:: Provided information
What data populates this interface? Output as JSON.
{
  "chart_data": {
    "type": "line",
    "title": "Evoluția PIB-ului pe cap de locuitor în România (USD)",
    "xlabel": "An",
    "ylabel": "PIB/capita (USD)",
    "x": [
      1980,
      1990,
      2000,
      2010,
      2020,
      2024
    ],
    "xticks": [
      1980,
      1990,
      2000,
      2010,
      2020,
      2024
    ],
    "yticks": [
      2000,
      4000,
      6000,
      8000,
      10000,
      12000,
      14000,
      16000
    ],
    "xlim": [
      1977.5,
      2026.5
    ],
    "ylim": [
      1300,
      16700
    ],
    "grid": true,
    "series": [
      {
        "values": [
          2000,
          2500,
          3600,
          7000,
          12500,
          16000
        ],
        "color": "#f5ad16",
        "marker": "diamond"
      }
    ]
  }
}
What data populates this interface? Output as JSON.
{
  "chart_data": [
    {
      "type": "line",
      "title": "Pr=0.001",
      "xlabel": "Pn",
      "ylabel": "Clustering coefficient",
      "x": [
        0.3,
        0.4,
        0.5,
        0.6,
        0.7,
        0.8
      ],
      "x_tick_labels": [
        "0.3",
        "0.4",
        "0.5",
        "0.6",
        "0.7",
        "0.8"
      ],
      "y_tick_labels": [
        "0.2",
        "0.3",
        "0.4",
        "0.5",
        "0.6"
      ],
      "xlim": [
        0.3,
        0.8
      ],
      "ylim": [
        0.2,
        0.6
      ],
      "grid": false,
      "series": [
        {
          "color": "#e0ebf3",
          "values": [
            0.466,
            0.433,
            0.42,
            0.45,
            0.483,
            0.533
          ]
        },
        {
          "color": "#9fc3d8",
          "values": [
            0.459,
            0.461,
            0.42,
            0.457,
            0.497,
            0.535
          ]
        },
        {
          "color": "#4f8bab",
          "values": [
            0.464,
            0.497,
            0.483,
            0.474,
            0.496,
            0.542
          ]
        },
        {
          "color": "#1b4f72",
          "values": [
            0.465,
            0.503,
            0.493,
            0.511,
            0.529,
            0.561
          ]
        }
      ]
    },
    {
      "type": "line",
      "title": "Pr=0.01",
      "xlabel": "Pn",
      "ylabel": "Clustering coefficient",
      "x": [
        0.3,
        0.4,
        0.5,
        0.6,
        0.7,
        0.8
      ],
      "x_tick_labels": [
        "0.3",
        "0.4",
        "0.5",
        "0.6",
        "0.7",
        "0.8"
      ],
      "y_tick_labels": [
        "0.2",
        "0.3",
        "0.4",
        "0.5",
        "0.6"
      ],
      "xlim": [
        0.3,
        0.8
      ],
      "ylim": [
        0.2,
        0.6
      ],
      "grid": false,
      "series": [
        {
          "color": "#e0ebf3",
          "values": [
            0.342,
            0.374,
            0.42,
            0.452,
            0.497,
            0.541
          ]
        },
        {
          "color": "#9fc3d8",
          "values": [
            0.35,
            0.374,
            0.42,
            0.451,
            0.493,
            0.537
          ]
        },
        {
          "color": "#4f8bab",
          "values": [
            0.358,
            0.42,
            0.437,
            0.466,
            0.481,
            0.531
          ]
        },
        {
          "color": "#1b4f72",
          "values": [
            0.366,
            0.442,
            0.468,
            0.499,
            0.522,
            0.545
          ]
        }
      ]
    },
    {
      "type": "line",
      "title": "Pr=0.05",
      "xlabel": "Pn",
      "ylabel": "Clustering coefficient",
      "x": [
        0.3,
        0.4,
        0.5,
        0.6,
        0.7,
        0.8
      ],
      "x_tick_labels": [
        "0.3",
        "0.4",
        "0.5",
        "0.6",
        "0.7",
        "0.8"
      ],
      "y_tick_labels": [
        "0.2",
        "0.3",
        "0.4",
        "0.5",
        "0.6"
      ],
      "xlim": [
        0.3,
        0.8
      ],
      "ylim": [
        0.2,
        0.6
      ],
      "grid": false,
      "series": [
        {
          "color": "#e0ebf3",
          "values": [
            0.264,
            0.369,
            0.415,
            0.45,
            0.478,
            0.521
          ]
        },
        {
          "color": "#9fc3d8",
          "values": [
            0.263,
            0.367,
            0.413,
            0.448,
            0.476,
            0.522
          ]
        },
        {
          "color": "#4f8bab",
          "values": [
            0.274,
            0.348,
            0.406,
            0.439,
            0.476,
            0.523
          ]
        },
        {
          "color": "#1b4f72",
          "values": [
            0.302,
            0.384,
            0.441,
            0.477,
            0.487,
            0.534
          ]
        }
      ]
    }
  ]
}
::::
Extract the data in full. Keep it word for word.

Complete output>
What data populates this interface? Output as JSON.
{
  "chart_data": {
    "type": "line",
    "title": "Evoluția PIB-ului pe cap de locuitor în România (USD)",
    "xlabel": "An",
    "ylabel": "PIB/capita (USD)",
    "x": [
      1980,
      1990,
      2000,
      2010,
      2020,
      2024
    ],
    "xticks": [
      1980,
      1990,
      2000,
      2010,
      2020,
      2024
    ],
    "yticks": [
      2000,
      4000,
      6000,
      8000,
      10000,
      12000,
      14000,
      16000
    ],
    "xlim": [
      1977.5,
      2026.5
    ],
    "ylim": [
      1300,
      16700
    ],
    "grid": true,
    "series": [
      {
        "values": [
          2000,
          2500,
          3600,
          7000,
          12500,
          16000
        ],
        "color": "#f5ad16",
        "marker": "diamond"
      }
    ]
  }
}
What data populates this interface? Output as JSON.
{
  "chart_data": [
    {
      "type": "line",
      "title": "Pr=0.001",
      "xlabel": "Pn",
      "ylabel": "Clustering coefficient",
      "x": [
        0.3,
        0.4,
        0.5,
        0.6,
        0.7,
        0.8
      ],
      "x_tick_labels": [
        "0.3",
        "0.4",
        "0.5",
        "0.6",
        "0.7",
        "0.8"
      ],
      "y_tick_labels": [
        "0.2",
        "0.3",
        "0.4",
        "0.5",
        "0.6"
      ],
      "xlim": [
        0.3,
        0.8
      ],
      "ylim": [
        0.2,
        0.6
      ],
      "grid": false,
      "series": [
        {
          "color": "#e0ebf3",
          "values": [
            0.466,
            0.433,
            0.42,
            0.45,
            0.483,
            0.533
          ]
        },
        {
          "color": "#9fc3d8",
          "values": [
            0.459,
            0.461,
            0.42,
            0.457,
            0.497,
            0.535
          ]
        },
        {
          "color": "#4f8bab",
          "values": [
            0.464,
            0.497,
            0.483,
            0.474,
            0.496,
            0.542
          ]
        },
        {
          "color": "#1b4f72",
          "values": [
            0.465,
            0.503,
            0.493,
            0.511,
            0.529,
            0.561
          ]
        }
      ]
    },
    {
      "type": "line",
      "title": "Pr=0.01",
      "xlabel": "Pn",
      "ylabel": "Clustering coefficient",
      "x": [
        0.3,
        0.4,
        0.5,
        0.6,
        0.7,
        0.8
      ],
      "x_tick_labels": [
        "0.3",
        "0.4",
        "0.5",
        "0.6",
        "0.7",
        "0.8"
      ],
      "y_tick_labels": [
        "0.2",
        "0.3",
        "0.4",
        "0.5",
        "0.6"
      ],
      "xlim": [
        0.3,
        0.8
      ],
      "ylim": [
        0.2,
        0.6
      ],
      "grid": false,
      "series": [
        {
          "color": "#e0ebf3",
          "values": [
            0.342,
            0.374,
            0.42,
            0.452,
            0.497,
            0.541
          ]
        },
        {
          "color": "#9fc3d8",
          "values": [
            0.35,
            0.374,
            0.42,
            0.451,
            0.493,
            0.537
          ]
        },
        {
          "color": "#4f8bab",
          "values": [
            0.358,
            0.42,
            0.437,
            0.466,
            0.481,
            0.531
          ]
        },
        {
          "color": "#1b4f72",
          "values": [
            0.366,
            0.442,
            0.468,
            0.499,
            0.522,
            0.545
          ]
        }
      ]
    },
    {
      "type": "line",
      "title": "Pr=0.05",
      "xlabel": "Pn",
      "ylabel": "Clustering coefficient",
      "x": [
        0.3,
        0.4,
        0.5,
        0.6,
        0.7,
        0.8
      ],
      "x_tick_labels": [
        "0.3",
        "0.4",
        "0.5",
        "0.6",
        "0.7",
        "0.8"
      ],
      "y_tick_labels": [
        "0.2",
        "0.3",
        "0.4",
        "0.5",
        "0.6"
      ],
      "xlim": [
        0.3,
        0.8
      ],
      "ylim": [
        0.2,
        0.6
      ],
      "grid": false,
      "series": [
        {
          "color": "#e0ebf3",
          "values": [
            0.264,
            0.369,
            0.415,
            0.45,
            0.478,
            0.521
          ]
        },
        {
          "color": "#9fc3d8",
          "values": [
            0.263,
            0.367,
            0.413,
            0.448,
            0.476,
            0.522
          ]
        },
        {
          "color": "#4f8bab",
          "values": [
            0.274,
            0.348,
            0.406,
            0.439,
            0.476,
            0.523
          ]
        },
        {
          "color": "#1b4f72",
          "values": [
            0.302,
            0.384,
            0.441,
            0.477,
            0.487,
            0.534
          ]
        }
      ]
    }
  ]
}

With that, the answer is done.